- [Textausschnitt]:
Mit der dem Konstruktivismus entlehnten Intervention des „Nur mal angenommen …“ von Paul Watzlawick et al. (2004) gelingt es immer wieder, starre Realitätskonstruktionen zu verflüssigen. So kann ein Klient, der behauptet, sich nicht daran erinnern zu können, dem erwünschten Erleben je nahe gewesen zu sein, gefragt werden: Nur mal angenommen, Sie könnten sich daran erinnern, wie Sie sich in jenen depressionsfreien Zeiten gefühlt haben, was glauben Sie, wie sähe das aus?

Mit dem Fokus auf die bisherigen Lösungsversuche der Palo-Alto-Gruppe (Fisch et al. 1987) kann mit dem Klienten erarbeitet werden, wie das Problem bisher stabilisiert worden ist, sofern alle bisherigen Lösungsversuche nicht zu einer Lösung beigetragen haben. Ziel ist es hier, einen Lösungsversuch zu entwickeln, der die bisherigen Lösungsversuche nicht aufgreift. Man sagt hier auch gerne: Wenn die (bisherige) Lösung das Problem ist, ist das Problem die Lösung. So kann ein Klient, der den Konflikt mit seiner Freundin stets durch beschwichtigende Reaktionen zu schlichten versucht hat, dazu angeregt werden, ebenso wütend wie seine Freundin zu reagieren. Eventuell beinhaltet diese bisher als problematisch eingestufte Reaktion (wütend werden) die Lösung des Konfliktes (z. B. den Wunsch der Freundin nach einer emotionalen Reaktion seitens ihres Freundes). Die bisherige Lösung (beschwichtigen) stellt hingegen das eigentliche Problem dar.

Der Fokus auf Verschreibungen und Hausaufgaben (Weiss u. Haertel-Weiss 2005) verschiebt den Ort der Therapie in den Alltag des Klienten. Schon durch geringfügige Veränderung von Raum, Zeit, Ort, Art und Dauer des Problemerlebens kann dem Klienten ein Gefühl der Steuerung bzw. der Möglichkeit, sein Problemerleben zu beeinflussen, vermittelt werden. Ein Erleben von „Es passiert mit mir“ wird so durch ein Gefühl von „Ich mache“ ersetzt. Ein Paar kann z. B. gefragt werden, ob es möglich ist, den Streit, der bisher stets im Wohnzimmer ausgetragen worden ist, ins Badezimmer zu verlagern. Ein sich als depressiv beschreibender Klient kann gebeten werden, den Vormittag, vom Erwachen bis zur Mittagsstunde, für seine depressiven Gedanken und Gefühle zu reservieren, d. h., jegliche andere Beschäftigung auszuschließen, um im Gegenzug jedoch den Nachmittag bis zum Abend vollständig depressionsfrei zu halten. Alle „depressiven“ Gedanken und Gefühle müssen in diesem Zeitraum in ein Notizbuch geschrieben werden, das dann wiederum am kommenden Vormittag abgearbeitet werden kann.

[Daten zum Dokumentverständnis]
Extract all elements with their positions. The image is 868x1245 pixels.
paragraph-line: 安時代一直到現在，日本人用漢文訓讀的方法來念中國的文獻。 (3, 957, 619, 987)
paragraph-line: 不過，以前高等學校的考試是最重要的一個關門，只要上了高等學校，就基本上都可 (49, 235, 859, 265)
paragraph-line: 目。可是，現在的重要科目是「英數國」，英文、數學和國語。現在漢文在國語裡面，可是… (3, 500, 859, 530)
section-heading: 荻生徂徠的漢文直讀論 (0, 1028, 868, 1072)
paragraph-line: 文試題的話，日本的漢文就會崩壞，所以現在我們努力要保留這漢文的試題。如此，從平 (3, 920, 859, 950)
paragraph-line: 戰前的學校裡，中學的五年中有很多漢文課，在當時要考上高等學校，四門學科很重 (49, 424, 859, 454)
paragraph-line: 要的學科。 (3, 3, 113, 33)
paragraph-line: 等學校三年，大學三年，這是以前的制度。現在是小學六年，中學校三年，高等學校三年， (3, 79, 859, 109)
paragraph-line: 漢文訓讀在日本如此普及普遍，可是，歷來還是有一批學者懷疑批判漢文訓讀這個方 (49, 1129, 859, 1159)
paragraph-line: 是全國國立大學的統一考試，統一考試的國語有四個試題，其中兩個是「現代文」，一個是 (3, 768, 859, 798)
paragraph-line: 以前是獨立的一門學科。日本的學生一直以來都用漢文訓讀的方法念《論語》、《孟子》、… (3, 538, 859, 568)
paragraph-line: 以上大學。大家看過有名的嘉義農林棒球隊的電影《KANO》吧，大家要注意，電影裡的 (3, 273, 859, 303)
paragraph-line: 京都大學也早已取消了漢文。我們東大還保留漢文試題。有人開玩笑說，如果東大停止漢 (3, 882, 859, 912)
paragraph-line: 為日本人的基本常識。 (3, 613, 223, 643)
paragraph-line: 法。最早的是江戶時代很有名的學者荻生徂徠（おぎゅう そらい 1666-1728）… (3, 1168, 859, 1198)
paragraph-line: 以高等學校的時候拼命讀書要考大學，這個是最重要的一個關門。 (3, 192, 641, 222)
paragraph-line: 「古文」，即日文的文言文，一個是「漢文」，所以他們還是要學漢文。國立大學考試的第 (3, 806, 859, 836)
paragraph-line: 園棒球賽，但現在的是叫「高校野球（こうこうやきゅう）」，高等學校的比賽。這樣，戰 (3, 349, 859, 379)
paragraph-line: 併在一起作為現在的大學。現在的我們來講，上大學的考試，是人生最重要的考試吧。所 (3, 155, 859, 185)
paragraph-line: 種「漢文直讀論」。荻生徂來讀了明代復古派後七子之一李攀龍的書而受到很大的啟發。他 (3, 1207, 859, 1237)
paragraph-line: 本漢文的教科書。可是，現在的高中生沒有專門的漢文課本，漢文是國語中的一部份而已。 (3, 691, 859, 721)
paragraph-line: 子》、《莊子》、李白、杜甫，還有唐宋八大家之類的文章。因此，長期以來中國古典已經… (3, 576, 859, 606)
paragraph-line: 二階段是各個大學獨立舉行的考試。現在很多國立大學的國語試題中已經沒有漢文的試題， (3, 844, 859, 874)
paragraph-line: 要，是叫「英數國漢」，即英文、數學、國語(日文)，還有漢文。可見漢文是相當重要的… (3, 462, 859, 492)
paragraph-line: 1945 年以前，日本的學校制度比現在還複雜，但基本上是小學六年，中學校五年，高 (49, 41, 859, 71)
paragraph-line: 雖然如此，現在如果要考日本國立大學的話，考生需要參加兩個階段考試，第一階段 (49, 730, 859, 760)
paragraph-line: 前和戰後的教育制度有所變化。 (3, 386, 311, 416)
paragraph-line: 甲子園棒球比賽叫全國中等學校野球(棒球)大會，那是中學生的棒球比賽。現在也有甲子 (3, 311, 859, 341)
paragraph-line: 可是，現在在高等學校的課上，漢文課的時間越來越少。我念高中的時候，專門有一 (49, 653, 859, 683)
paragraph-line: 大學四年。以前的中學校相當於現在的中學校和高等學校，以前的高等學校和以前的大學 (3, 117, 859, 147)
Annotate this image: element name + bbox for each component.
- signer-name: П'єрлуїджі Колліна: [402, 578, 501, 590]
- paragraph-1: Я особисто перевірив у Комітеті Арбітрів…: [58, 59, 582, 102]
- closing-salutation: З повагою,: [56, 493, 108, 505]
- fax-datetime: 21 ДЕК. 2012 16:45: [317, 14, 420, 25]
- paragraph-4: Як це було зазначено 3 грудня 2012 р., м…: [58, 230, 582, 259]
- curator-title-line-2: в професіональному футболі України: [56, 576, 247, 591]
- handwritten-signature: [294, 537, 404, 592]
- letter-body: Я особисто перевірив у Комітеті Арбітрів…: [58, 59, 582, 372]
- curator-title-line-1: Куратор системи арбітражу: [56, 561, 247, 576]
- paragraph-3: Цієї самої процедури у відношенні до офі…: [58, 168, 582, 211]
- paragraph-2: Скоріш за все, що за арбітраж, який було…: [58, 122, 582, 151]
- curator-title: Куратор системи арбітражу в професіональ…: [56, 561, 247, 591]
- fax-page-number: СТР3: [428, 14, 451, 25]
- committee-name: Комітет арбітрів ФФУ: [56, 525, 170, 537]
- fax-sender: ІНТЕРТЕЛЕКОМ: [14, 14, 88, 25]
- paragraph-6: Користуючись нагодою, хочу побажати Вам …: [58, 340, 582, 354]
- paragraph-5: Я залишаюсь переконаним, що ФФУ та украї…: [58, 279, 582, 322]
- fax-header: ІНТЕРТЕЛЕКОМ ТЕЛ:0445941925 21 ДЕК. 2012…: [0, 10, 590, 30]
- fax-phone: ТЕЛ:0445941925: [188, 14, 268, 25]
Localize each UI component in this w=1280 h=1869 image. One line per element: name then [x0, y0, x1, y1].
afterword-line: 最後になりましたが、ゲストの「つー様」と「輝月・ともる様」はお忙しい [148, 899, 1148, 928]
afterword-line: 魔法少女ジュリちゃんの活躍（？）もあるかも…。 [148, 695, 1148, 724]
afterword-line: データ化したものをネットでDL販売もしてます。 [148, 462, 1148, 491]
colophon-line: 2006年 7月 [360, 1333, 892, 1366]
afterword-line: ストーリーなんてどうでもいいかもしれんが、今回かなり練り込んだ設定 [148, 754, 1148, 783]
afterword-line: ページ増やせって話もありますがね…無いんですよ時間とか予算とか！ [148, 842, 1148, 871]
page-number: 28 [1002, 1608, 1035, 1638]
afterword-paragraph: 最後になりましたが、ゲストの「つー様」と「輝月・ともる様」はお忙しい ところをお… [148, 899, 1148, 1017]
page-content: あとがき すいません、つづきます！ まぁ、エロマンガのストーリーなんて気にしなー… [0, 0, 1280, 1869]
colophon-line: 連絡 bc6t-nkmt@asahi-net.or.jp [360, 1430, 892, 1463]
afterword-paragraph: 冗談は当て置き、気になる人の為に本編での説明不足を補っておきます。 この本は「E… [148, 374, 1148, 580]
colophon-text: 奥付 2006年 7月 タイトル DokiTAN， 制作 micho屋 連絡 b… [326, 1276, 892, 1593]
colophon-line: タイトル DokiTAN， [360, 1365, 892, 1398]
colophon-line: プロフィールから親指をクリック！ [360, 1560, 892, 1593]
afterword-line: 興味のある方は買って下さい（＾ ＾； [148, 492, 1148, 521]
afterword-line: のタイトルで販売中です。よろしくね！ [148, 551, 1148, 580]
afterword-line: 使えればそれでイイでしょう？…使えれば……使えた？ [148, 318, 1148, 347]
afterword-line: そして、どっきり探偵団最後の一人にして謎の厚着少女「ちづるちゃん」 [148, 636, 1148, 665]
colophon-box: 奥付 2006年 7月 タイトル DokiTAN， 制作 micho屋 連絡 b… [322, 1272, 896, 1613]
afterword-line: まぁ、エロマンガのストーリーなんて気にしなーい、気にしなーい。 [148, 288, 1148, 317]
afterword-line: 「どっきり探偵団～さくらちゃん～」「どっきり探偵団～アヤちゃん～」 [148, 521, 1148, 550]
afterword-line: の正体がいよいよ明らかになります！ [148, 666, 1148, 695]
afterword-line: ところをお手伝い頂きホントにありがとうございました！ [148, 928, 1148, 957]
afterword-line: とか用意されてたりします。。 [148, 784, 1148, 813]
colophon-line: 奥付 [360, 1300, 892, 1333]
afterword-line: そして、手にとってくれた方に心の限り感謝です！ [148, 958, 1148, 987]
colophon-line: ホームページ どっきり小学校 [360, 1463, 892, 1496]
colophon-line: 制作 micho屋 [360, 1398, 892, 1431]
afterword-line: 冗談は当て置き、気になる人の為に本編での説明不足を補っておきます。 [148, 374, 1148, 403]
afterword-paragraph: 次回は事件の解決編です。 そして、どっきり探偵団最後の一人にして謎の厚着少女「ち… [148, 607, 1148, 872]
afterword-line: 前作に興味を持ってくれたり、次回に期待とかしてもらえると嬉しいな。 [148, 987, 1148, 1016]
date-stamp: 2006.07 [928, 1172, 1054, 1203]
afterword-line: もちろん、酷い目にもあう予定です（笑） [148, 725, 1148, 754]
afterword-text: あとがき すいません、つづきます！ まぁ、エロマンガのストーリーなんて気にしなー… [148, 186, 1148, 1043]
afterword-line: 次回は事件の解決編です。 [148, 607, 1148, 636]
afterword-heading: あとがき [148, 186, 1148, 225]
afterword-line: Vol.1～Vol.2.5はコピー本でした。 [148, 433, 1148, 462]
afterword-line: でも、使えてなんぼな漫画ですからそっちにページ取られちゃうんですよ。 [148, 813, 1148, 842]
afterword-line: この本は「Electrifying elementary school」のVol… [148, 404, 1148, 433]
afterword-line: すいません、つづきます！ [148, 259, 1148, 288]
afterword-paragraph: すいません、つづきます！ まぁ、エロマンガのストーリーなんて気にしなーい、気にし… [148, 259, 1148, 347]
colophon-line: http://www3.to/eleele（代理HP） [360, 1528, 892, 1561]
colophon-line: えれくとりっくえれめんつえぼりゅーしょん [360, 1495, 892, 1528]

- [Ihre Aufgabe]:
Führen Sie den Text über therapeutische Interventionstechniken im Anschluss an seinen letzten Satz weiter. Die Auflistung stammt aus einer anderen Quelle als der Text.

- [Ergebnis der Aufgabe]:
1.4 Mehrgenerational

Die mehrgenerationale Perspektive, wie sie von Ivan Boszormenyi-Nagy (2006) beschrieben worden ist, legt ein besonderes Augenmerk auf die unsichtbaren Bindungen der Familienmitglieder, die in Form von Loyalitäten aufrechterhalten werden. Loyalität meint hier, einem Familienmitglied bzw. der Familie als Ganzem verpflichtet zu sein. Die Formen der Verpflichtung, die aus den verschiedenen Loyalitäten erwachsen, können sehr unterschiedlich sein. Indem sich die Familienmitglieder ihrer Loyalitäten bewusst werden und dafür einen konstruktiven und bewussten Ausgleich suchen, wird es möglich, destruktive Ausgleichsbemühungen zu ersetzen. Auch wenn – oder insbesondere wenn – ein Individuum auf der bewussten Ebene jede Form von Bezogenheit auf sein Familiensystem verweigert, kann dies durch eine umso intensivere unbewusste Form von Loyalität ausgeglichen werden. Die Person lässt sich dann z. B. beruflich ebenso scheitern, wie der Vater gescheitert ist, oder wird ebenso alkoholabhängig wie ein Familienmitglied, um der Familie auf diese Weise nahe zu sein und unbewusst auszudrücken: Ich gehe denselben Weg wie du, bzw. ich bin wie du. Auf einer bewussten Ebene ist Loyalität eine Bindungskraft, die dem Individuum eine Antwort auf die Frage nach der eigenen Identität geben kann, dies sowohl in Abgrenzung zur eigenen Familie als auch in bewusster Identifikation mit ihr. Loyalität ist demnach eine stark identitätsbildende und lebensgestaltende Kraft, unabhängig davon, ob sie verweigert oder als Ressource genutzt wird.